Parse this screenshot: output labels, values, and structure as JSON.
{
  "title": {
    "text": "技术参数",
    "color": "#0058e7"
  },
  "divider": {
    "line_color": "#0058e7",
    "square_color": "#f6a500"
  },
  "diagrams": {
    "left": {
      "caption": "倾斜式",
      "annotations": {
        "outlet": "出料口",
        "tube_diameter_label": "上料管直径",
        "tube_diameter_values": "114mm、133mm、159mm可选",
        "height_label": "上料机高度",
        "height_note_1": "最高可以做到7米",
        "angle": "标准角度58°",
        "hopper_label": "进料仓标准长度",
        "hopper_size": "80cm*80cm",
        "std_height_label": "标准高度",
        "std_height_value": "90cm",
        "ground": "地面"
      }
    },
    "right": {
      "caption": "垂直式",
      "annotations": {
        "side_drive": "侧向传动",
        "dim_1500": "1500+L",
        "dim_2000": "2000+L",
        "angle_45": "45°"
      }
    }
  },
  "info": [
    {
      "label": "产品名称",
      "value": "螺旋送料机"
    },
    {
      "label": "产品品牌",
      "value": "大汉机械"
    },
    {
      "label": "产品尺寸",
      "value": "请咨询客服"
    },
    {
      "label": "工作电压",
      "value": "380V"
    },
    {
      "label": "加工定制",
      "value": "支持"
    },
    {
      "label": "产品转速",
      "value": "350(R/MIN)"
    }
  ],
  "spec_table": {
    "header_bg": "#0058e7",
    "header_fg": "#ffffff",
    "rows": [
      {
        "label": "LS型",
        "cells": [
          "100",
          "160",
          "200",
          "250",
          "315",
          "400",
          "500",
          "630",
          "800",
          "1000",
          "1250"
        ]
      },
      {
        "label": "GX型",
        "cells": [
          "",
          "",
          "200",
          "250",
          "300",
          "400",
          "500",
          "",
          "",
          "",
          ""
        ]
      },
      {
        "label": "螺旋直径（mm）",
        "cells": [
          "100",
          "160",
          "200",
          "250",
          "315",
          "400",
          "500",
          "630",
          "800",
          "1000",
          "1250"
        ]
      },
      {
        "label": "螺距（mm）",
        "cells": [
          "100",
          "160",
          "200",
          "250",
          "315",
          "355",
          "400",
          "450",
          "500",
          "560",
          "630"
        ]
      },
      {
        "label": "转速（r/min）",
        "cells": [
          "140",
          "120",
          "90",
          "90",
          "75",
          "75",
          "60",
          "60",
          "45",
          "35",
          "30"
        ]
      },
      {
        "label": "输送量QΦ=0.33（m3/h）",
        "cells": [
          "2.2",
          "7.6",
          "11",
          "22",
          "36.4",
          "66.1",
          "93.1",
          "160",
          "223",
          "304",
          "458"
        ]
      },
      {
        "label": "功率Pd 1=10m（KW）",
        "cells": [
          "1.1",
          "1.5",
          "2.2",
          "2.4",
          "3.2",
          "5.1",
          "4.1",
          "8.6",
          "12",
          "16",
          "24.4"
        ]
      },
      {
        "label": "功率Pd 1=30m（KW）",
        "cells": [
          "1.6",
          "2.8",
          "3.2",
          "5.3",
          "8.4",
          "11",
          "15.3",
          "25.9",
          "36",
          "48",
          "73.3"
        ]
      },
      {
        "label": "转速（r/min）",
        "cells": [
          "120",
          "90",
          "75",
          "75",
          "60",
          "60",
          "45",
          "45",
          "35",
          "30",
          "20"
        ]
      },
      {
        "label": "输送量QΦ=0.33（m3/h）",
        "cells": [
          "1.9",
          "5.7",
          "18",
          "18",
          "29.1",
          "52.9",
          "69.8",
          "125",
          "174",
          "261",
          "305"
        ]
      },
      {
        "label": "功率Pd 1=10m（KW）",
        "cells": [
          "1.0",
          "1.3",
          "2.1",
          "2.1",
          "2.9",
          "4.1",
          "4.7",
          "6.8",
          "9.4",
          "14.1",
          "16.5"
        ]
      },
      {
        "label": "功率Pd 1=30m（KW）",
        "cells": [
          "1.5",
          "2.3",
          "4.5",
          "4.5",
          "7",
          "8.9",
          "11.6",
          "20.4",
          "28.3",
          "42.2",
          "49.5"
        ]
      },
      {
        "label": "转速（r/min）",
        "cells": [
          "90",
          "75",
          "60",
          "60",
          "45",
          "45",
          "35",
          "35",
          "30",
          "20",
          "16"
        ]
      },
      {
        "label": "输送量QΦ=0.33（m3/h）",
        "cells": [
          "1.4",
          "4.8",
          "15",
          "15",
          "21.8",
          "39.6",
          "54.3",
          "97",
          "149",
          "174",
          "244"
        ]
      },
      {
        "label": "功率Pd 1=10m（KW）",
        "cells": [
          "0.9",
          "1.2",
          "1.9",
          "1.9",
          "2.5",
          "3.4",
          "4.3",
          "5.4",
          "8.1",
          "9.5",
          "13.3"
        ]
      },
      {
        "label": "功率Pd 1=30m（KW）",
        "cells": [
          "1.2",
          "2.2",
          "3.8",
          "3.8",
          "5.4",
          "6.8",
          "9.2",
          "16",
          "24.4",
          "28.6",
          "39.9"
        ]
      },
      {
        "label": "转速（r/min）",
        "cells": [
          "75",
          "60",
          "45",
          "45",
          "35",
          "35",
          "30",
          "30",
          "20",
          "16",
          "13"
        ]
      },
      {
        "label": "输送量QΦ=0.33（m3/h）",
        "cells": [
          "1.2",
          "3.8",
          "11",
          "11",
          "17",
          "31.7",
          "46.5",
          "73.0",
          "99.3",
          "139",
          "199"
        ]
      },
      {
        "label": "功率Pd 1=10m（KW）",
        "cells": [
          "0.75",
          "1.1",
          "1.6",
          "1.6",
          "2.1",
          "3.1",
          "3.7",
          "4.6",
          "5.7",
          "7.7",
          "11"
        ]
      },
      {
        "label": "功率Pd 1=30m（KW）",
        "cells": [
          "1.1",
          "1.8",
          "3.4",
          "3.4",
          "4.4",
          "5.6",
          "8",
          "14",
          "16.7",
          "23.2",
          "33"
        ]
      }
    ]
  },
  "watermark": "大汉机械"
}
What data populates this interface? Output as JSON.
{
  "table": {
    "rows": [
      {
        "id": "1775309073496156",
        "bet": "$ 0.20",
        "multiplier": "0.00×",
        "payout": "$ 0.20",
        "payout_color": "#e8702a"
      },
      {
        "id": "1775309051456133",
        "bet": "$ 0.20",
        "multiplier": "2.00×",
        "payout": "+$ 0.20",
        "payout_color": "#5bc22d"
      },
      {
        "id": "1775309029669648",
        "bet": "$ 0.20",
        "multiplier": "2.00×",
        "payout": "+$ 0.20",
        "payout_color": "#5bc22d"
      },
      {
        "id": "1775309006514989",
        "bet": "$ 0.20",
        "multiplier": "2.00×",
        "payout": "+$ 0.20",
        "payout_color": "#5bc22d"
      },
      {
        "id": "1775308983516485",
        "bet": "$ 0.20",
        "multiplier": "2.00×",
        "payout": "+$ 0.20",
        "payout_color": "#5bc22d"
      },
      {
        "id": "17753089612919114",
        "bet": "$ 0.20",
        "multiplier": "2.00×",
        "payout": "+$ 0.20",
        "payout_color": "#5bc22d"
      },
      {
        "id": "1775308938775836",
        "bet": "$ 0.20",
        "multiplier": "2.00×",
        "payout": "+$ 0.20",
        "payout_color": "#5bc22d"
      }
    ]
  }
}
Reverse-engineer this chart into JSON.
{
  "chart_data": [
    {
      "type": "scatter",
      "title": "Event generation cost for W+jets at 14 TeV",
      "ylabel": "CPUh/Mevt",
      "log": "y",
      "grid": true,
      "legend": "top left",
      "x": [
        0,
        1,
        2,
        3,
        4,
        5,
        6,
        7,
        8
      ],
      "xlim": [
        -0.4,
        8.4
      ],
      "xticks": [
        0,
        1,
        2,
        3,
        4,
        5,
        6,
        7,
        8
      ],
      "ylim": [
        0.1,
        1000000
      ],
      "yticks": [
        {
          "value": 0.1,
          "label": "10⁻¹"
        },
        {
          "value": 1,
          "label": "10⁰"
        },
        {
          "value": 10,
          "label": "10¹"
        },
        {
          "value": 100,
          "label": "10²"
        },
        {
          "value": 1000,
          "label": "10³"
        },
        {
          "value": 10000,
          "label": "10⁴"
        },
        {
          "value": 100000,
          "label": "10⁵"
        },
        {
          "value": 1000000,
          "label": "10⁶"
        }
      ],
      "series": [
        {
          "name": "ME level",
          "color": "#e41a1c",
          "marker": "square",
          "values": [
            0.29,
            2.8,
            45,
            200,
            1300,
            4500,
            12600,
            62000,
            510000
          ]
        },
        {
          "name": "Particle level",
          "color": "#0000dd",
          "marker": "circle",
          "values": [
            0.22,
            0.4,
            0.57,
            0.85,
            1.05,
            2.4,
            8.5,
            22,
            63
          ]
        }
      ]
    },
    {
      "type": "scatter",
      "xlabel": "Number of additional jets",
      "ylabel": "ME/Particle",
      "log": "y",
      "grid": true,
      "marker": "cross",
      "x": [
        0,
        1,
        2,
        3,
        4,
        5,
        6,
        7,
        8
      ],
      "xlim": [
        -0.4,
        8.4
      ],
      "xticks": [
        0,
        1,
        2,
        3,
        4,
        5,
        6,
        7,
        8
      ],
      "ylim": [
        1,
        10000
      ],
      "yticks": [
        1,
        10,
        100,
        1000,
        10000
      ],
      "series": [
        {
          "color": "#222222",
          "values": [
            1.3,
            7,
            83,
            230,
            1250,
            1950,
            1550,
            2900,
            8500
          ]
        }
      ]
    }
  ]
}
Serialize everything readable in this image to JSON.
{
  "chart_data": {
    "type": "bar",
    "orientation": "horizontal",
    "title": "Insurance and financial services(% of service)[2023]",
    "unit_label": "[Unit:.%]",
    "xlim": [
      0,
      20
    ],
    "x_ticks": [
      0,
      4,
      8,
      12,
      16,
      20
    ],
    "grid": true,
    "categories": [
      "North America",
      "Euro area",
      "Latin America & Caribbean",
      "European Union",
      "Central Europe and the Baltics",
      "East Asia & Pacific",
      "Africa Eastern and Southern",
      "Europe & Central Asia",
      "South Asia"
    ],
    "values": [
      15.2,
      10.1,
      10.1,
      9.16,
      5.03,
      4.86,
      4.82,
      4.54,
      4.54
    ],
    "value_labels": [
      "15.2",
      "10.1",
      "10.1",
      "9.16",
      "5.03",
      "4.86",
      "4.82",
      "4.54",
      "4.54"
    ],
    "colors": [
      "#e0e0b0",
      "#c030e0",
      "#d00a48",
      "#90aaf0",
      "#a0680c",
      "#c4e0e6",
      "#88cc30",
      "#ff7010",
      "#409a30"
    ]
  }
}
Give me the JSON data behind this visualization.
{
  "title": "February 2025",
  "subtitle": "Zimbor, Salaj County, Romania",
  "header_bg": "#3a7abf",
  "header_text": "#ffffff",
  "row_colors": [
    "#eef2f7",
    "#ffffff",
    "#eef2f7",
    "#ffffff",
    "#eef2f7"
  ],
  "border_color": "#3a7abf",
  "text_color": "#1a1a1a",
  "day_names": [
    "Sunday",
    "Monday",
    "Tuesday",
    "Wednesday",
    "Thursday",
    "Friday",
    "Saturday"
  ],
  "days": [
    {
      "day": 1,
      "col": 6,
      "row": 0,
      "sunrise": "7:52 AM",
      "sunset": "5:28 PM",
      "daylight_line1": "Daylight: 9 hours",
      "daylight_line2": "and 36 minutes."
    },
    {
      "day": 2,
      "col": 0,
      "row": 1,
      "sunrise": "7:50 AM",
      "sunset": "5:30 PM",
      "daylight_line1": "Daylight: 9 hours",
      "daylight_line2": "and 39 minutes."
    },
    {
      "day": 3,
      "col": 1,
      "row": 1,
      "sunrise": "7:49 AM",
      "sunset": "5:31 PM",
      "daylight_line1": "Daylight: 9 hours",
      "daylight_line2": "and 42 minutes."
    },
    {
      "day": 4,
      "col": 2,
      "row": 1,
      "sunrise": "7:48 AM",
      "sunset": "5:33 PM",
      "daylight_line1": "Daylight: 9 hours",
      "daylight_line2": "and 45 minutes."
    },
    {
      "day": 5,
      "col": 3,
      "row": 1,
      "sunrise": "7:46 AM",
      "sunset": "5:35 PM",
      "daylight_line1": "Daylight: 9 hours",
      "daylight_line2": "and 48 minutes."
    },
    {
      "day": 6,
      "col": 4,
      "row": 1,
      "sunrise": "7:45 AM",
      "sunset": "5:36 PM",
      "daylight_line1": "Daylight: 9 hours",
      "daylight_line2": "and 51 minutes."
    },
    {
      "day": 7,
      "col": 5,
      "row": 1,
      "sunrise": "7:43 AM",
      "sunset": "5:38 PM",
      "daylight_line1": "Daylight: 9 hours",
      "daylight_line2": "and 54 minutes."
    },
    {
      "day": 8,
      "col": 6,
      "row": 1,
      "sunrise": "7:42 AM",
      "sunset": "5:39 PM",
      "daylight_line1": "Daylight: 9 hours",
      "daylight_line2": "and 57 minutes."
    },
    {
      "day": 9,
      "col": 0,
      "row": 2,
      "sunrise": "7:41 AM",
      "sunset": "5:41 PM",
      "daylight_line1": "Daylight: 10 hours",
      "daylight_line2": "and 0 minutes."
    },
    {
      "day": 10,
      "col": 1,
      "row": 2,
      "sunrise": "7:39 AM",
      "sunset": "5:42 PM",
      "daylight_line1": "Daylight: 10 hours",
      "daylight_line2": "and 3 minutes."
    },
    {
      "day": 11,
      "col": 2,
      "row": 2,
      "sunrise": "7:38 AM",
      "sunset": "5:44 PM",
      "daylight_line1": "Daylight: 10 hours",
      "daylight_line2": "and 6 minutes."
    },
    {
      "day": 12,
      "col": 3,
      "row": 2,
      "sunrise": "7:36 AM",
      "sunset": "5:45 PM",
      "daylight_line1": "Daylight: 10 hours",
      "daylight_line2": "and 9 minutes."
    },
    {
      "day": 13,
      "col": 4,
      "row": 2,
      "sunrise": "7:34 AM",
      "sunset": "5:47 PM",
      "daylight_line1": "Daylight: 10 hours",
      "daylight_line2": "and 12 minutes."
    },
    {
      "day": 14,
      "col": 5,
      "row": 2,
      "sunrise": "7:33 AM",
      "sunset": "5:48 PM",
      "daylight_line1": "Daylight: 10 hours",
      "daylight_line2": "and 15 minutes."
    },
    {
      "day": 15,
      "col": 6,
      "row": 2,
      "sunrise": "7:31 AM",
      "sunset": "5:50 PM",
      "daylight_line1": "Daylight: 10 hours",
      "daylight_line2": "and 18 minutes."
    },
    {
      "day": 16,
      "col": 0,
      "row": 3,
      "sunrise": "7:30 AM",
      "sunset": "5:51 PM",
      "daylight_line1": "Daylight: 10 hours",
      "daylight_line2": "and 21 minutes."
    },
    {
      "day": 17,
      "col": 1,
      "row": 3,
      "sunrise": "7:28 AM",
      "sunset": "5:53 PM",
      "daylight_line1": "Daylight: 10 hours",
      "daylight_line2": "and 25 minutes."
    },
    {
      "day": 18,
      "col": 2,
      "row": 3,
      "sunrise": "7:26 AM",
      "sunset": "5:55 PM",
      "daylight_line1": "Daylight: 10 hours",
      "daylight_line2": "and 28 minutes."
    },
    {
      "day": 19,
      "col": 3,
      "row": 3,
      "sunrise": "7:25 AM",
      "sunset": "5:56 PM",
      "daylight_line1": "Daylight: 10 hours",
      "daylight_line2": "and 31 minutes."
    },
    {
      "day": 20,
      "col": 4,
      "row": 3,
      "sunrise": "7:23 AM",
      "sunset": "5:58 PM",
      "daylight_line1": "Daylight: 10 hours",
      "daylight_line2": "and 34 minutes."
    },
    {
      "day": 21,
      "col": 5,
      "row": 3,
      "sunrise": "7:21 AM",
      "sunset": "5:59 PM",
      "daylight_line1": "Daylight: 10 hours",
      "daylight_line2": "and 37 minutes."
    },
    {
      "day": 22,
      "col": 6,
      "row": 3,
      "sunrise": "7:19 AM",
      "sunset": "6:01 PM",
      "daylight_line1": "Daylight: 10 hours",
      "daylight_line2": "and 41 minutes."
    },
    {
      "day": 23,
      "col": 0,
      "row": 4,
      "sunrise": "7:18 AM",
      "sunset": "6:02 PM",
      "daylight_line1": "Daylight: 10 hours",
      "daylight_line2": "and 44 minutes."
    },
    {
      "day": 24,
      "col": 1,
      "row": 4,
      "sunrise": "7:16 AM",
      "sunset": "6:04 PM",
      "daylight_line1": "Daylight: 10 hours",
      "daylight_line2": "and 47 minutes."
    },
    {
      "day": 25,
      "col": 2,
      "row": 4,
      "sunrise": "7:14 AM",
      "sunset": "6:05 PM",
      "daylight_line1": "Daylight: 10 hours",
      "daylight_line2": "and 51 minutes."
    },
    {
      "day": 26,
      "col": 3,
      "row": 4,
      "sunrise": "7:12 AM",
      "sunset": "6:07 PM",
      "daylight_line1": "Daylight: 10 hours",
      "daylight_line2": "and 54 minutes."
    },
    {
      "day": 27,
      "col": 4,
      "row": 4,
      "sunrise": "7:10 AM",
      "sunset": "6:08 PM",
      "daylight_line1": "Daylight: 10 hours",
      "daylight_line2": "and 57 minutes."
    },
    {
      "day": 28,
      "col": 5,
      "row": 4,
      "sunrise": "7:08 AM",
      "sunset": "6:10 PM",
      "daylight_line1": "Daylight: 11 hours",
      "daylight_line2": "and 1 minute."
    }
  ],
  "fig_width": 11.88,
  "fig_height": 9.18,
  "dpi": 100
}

## YOUR OBJECTIVE:
Filter for "Central". Return all lines that hold it.

## RESPONSE BELOW:
      "Central Europe and the Baltics",
      "Europe & Central Asia",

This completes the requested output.